Report, word for word, every line of the material that contains "this".

>>>

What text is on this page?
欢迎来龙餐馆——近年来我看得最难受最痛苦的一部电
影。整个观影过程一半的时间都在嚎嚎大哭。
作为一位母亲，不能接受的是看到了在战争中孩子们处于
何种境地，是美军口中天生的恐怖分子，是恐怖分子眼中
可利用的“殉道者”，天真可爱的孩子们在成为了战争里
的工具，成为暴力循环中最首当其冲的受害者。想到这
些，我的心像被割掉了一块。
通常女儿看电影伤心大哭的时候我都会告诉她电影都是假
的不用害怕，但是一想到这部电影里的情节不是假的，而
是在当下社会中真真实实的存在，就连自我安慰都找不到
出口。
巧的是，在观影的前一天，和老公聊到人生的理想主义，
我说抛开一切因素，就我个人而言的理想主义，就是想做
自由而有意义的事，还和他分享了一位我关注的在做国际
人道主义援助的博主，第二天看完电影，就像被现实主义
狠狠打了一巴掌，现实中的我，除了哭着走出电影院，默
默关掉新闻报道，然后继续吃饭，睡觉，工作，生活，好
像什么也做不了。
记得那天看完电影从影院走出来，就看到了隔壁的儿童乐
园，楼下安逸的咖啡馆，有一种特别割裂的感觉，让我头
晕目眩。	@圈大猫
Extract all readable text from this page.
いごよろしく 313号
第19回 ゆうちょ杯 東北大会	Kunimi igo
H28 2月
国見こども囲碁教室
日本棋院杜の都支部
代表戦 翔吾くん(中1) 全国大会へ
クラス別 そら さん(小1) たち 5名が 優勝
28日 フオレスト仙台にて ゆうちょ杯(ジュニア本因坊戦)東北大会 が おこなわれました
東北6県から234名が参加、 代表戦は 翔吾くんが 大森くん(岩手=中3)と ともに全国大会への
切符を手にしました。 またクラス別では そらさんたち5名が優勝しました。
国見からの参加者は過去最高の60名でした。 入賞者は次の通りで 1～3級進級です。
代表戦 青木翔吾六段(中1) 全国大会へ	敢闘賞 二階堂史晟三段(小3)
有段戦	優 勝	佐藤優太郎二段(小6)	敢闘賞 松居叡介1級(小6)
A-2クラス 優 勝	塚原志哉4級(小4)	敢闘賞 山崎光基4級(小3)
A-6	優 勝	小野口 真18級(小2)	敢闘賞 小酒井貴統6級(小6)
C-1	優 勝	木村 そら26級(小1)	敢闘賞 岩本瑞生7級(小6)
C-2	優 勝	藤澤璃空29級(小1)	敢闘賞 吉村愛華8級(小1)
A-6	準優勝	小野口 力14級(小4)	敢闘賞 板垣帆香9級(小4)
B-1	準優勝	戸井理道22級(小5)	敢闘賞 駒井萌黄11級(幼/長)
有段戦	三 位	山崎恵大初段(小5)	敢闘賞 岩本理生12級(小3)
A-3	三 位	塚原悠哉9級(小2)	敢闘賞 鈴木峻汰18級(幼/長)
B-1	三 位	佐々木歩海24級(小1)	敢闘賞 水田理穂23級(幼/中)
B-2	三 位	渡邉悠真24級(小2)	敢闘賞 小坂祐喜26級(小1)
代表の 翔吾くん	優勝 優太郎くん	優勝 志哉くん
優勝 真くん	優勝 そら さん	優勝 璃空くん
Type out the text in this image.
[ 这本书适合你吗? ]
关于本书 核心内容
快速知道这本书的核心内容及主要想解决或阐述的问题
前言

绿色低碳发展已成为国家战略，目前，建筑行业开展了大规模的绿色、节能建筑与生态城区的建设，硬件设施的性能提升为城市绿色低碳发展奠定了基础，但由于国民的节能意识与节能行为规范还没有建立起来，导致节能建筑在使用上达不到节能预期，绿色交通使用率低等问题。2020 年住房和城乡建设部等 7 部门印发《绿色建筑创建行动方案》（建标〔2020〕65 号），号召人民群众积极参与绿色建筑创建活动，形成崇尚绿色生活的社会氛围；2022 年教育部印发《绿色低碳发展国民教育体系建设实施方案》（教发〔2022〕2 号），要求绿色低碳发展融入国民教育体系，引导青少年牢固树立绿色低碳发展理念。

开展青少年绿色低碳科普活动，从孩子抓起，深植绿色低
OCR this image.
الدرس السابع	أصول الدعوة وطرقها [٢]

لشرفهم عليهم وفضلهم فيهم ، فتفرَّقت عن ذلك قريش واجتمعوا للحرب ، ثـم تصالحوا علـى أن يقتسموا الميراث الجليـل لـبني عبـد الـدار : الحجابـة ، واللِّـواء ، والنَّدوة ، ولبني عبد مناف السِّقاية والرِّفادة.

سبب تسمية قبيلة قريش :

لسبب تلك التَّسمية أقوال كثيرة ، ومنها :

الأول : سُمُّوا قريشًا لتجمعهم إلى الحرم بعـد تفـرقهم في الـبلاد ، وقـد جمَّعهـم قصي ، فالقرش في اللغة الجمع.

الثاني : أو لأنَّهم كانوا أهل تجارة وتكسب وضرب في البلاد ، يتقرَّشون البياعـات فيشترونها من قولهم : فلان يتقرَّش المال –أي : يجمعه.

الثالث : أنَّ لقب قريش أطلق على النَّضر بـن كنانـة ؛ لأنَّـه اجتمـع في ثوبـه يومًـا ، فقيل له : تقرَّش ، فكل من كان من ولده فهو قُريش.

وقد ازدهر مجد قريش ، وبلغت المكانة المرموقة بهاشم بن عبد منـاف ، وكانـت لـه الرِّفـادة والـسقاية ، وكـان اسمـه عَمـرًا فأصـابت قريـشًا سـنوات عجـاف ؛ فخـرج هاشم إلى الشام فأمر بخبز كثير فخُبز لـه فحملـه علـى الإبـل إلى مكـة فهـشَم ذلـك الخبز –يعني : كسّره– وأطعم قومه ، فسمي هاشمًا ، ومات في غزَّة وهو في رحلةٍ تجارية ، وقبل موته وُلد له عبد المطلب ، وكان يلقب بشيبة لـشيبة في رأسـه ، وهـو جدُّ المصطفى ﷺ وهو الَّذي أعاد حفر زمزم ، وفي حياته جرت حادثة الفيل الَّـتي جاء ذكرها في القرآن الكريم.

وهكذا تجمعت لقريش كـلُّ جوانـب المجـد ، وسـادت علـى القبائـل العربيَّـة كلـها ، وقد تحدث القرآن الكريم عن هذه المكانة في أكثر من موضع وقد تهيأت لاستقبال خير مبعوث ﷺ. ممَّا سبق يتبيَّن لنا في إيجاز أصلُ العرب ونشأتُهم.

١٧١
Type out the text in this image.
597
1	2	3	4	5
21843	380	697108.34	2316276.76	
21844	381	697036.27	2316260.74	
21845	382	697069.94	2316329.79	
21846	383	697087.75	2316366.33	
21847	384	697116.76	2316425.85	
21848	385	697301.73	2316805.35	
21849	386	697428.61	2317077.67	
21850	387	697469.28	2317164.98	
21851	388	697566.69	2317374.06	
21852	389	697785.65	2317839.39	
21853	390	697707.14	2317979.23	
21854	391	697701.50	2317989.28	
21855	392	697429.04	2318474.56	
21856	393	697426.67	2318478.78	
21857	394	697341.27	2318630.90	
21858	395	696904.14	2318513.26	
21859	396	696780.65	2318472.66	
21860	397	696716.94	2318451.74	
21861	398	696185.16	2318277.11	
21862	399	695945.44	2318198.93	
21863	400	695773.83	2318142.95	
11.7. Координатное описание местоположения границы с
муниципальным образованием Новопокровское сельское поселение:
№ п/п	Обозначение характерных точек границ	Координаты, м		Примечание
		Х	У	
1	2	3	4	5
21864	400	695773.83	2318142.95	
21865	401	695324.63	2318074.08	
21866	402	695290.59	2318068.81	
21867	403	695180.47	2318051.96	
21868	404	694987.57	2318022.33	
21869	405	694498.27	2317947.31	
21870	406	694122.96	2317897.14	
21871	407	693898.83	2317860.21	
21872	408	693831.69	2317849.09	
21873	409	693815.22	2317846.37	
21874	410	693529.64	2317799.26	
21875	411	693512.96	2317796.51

<<<

Response below ▸
What text is on this page?
Extract all readable text from this page.
Type out the text in this image.
OCR this image.
Type out the text in this image.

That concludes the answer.